THE PROBLEM: Find each line with the string "JSON" and report it.

****

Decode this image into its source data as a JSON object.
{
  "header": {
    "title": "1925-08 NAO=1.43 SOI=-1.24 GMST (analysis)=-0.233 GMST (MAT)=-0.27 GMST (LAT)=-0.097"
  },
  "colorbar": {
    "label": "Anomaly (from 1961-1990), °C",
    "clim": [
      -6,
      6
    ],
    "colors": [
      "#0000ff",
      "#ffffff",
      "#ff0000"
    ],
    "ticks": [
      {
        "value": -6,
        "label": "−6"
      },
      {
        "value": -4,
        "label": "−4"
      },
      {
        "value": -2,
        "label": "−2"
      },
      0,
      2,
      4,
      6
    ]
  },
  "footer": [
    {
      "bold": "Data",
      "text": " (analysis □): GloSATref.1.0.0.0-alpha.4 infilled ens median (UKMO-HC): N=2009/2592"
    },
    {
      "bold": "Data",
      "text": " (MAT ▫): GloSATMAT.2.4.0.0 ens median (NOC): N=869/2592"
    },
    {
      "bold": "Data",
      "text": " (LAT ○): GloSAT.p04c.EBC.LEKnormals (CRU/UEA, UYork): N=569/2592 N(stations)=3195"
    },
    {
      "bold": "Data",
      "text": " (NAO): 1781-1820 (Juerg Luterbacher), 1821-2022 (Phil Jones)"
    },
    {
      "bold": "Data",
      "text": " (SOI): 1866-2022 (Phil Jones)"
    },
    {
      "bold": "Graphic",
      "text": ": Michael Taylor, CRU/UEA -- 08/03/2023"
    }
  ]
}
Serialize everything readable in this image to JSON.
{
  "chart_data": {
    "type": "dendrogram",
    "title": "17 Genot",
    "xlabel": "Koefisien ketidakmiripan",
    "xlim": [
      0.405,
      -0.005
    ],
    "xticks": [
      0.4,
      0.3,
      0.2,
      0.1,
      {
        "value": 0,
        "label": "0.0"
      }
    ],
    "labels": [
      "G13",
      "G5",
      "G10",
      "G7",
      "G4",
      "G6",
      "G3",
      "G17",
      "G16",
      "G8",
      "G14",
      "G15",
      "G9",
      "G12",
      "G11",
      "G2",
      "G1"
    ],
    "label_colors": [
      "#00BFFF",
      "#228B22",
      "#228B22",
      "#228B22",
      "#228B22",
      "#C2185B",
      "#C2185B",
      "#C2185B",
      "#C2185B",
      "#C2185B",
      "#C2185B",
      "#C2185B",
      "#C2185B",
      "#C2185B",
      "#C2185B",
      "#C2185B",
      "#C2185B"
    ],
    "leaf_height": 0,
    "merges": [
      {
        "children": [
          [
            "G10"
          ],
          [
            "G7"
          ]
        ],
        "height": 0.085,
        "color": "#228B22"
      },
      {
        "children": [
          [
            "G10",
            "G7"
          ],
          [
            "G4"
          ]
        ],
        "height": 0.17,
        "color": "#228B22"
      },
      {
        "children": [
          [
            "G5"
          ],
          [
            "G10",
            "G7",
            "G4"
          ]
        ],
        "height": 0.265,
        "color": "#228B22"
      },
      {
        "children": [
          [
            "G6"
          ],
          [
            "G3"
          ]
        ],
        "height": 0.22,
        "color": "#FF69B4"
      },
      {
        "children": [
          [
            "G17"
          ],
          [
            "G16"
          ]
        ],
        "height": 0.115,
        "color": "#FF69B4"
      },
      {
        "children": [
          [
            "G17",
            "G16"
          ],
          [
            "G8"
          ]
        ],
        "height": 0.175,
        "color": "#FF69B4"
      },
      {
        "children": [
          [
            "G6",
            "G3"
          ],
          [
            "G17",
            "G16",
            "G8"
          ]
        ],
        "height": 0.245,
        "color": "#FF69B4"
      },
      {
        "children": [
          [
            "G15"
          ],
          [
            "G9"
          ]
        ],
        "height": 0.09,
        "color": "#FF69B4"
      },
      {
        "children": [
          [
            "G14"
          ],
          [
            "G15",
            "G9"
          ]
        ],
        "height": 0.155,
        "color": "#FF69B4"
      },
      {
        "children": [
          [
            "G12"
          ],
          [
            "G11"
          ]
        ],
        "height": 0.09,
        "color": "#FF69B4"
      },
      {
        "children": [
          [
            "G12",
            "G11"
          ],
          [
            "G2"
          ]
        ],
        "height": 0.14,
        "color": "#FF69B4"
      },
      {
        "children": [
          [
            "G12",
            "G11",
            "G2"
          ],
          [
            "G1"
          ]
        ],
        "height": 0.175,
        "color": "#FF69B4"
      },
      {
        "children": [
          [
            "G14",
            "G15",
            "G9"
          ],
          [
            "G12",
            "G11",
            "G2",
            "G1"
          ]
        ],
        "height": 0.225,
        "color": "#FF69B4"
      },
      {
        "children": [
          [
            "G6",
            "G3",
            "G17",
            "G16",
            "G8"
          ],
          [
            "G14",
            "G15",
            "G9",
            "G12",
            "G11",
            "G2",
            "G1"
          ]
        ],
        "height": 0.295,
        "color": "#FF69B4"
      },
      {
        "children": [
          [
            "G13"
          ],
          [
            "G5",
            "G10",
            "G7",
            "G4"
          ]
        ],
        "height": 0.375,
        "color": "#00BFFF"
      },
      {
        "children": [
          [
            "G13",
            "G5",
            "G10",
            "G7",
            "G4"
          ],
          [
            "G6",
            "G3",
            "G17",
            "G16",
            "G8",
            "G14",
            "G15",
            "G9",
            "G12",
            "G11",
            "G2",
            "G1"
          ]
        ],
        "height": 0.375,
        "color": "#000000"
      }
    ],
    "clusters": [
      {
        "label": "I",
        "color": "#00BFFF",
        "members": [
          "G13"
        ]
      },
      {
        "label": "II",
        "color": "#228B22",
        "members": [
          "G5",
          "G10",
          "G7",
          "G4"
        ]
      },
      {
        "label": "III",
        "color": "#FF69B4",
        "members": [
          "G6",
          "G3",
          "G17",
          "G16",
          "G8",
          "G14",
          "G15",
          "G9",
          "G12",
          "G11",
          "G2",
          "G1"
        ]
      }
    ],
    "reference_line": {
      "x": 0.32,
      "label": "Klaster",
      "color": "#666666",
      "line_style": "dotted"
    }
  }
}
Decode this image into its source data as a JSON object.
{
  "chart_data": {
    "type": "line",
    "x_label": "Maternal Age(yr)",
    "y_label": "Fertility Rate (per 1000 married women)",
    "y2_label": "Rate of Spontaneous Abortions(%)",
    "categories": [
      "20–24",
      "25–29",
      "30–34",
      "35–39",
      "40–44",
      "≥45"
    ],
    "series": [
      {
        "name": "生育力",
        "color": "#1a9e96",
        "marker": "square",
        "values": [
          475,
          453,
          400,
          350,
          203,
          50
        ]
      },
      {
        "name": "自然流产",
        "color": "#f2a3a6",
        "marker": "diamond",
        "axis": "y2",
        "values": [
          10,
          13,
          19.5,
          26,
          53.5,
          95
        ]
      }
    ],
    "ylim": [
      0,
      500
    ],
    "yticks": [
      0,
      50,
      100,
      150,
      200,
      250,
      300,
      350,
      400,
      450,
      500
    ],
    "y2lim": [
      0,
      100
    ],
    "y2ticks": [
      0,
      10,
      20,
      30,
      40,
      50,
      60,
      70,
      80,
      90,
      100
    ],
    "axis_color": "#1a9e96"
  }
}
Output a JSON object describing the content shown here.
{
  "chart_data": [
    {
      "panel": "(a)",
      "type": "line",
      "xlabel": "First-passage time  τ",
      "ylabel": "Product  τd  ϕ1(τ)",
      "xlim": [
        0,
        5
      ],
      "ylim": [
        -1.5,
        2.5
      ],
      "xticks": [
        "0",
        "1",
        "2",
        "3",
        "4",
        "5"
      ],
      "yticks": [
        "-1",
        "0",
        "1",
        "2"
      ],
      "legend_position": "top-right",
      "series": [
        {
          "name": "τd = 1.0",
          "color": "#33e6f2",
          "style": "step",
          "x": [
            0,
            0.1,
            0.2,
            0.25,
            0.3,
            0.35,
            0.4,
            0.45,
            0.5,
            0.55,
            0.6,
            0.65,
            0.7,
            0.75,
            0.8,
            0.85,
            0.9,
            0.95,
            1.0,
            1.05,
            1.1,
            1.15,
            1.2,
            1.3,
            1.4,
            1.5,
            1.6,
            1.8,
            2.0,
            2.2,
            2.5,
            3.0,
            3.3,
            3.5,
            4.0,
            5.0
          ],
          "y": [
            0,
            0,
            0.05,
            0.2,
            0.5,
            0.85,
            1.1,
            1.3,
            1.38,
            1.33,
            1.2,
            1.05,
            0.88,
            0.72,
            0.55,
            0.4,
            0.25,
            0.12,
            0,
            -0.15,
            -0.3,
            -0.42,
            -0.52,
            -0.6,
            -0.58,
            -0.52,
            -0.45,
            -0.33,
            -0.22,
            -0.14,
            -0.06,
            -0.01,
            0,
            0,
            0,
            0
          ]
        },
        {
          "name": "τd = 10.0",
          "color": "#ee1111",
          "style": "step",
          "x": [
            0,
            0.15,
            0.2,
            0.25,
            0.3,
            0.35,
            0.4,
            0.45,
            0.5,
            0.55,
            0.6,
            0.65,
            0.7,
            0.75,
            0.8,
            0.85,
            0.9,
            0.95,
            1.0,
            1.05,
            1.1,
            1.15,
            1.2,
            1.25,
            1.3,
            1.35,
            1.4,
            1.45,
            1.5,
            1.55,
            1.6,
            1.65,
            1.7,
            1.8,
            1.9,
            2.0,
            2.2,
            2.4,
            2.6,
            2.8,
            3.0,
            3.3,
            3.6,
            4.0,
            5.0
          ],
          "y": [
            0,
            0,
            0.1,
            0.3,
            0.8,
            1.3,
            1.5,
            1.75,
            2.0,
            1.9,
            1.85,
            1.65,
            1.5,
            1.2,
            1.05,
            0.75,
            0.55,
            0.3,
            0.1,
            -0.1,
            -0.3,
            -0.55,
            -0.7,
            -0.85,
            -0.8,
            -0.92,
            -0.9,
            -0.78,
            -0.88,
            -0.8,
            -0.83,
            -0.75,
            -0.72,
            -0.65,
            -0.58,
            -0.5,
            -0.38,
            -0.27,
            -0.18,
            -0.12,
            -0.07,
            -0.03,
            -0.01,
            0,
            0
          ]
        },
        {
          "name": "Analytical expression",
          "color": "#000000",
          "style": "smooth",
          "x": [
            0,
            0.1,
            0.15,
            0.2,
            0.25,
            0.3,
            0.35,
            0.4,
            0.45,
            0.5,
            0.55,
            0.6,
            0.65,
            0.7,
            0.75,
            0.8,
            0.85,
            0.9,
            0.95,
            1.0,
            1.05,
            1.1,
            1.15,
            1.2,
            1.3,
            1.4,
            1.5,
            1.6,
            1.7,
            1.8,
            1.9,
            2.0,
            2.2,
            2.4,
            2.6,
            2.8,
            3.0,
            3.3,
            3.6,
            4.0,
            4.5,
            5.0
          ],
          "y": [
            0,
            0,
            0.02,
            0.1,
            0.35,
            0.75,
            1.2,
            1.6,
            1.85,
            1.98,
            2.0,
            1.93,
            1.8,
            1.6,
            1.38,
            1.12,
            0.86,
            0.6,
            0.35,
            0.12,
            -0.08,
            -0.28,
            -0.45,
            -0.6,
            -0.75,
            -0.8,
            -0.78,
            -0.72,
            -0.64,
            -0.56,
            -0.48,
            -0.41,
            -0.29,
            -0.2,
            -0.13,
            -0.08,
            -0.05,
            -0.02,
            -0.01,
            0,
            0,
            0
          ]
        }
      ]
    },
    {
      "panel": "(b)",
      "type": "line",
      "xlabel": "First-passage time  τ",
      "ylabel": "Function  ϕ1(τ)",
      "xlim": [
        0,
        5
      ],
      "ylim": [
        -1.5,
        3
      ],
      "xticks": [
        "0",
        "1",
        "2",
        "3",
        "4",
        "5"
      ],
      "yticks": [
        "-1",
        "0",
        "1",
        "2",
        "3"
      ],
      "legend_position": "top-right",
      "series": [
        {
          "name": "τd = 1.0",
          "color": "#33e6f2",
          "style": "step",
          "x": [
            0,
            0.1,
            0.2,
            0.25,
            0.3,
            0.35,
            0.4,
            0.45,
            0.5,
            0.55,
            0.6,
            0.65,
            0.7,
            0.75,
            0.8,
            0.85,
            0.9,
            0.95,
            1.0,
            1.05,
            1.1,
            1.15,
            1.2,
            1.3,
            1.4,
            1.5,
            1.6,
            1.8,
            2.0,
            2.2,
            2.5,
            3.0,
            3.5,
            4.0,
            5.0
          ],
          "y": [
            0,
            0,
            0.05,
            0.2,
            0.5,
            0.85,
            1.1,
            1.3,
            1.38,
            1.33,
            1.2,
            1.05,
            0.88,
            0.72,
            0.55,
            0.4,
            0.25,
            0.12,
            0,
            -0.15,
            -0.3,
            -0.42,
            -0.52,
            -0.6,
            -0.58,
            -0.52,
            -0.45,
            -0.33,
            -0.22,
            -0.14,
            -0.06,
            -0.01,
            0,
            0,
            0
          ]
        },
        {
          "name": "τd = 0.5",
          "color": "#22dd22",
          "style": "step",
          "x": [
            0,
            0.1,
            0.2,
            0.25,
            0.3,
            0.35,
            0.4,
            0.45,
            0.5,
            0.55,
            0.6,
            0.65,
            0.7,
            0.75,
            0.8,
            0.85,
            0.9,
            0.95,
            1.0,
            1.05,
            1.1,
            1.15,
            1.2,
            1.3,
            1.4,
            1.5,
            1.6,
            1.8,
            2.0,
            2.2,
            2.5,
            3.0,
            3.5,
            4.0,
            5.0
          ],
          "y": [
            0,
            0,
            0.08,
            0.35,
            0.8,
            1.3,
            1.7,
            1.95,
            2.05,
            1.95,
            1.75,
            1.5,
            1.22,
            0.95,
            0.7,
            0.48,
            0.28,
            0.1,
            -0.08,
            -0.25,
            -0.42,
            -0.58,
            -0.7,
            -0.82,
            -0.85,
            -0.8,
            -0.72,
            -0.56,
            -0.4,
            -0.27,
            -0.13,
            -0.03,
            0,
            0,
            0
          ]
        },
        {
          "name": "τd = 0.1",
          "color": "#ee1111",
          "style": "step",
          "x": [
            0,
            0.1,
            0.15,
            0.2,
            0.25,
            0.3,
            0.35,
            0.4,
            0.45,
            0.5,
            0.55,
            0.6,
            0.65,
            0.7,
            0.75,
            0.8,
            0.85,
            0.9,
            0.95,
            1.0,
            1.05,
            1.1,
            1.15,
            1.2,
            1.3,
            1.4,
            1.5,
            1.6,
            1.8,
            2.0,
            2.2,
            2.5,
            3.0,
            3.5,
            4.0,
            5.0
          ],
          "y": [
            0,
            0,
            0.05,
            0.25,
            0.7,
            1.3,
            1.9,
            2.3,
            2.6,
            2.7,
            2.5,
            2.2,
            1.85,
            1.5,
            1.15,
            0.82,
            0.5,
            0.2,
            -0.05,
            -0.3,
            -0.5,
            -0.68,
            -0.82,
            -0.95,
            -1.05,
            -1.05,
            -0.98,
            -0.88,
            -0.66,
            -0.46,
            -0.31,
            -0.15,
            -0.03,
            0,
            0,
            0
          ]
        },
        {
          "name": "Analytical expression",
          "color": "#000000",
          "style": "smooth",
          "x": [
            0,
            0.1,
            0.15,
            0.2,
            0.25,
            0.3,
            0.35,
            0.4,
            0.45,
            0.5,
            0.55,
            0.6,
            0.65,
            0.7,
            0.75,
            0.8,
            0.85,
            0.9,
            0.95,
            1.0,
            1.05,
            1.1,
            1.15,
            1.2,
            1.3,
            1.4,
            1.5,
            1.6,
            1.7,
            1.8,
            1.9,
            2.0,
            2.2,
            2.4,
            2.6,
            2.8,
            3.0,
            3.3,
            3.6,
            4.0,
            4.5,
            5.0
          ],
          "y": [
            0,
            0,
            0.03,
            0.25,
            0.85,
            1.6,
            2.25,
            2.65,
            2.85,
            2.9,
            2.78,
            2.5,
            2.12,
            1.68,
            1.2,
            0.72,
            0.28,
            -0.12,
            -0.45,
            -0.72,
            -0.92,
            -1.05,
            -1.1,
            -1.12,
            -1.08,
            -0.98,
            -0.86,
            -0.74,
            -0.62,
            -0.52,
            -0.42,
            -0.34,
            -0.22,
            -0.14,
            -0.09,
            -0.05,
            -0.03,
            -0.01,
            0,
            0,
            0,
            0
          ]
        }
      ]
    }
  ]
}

****

SOLUTION TO THE PROBLEM:
Decode this image into its source data as a JSON object.
Serialize everything readable in this image to JSON.
Decode this image into its source data as a JSON object.
Output a JSON object describing the content shown here.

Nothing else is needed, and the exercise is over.